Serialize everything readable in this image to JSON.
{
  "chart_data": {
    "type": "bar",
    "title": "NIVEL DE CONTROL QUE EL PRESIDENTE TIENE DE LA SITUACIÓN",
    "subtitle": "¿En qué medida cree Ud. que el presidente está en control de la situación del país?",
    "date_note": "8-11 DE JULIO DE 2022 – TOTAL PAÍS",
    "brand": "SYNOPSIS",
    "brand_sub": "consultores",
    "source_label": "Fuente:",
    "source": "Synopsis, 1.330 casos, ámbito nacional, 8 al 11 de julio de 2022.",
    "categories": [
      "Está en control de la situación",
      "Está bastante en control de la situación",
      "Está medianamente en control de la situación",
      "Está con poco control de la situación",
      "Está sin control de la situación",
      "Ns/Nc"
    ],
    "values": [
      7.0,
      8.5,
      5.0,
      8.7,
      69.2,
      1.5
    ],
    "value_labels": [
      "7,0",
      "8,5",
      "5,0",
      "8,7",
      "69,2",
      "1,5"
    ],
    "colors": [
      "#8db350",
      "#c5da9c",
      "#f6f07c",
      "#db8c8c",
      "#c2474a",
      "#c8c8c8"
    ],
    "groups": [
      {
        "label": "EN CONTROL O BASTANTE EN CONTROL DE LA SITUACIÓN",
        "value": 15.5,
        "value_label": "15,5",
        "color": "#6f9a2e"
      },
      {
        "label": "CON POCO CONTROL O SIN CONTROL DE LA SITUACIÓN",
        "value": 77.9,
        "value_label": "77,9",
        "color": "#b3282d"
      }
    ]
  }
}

TASK BRIEF = Nothing in the data may differ; print all of it exactly as written.

REPLY =
Serialize everything readable in this image to JSON.
{
  "chart_data": {
    "type": "bar",
    "title": "NIVEL DE CONTROL QUE EL PRESIDENTE TIENE DE LA SITUACIÓN",
    "subtitle": "¿En qué medida cree Ud. que el presidente está en control de la situación del país?",
    "date_note": "8-11 DE JULIO DE 2022 – TOTAL PAÍS",
    "brand": "SYNOPSIS",
    "brand_sub": "consultores",
    "source_label": "Fuente:",
    "source": "Synopsis, 1.330 casos, ámbito nacional, 8 al 11 de julio de 2022.",
    "categories": [
      "Está en control de la situación",
      "Está bastante en control de la situación",
      "Está medianamente en control de la situación",
      "Está con poco control de la situación",
      "Está sin control de la situación",
      "Ns/Nc"
    ],
    "values": [
      7.0,
      8.5,
      5.0,
      8.7,
      69.2,
      1.5
    ],
    "value_labels": [
      "7,0",
      "8,5",
      "5,0",
      "8,7",
      "69,2",
      "1,5"
    ],
    "colors": [
      "#8db350",
      "#c5da9c",
      "#f6f07c",
      "#db8c8c",
      "#c2474a",
      "#c8c8c8"
    ],
    "groups": [
      {
        "label": "EN CONTROL O BASTANTE EN CONTROL DE LA SITUACIÓN",
        "value": 15.5,
        "value_label": "15,5",
        "color": "#6f9a2e"
      },
      {
        "label": "CON POCO CONTROL O SIN CONTROL DE LA SITUACIÓN",
        "value": 77.9,
        "value_label": "77,9",
        "color": "#b3282d"
      }
    ]
  }
}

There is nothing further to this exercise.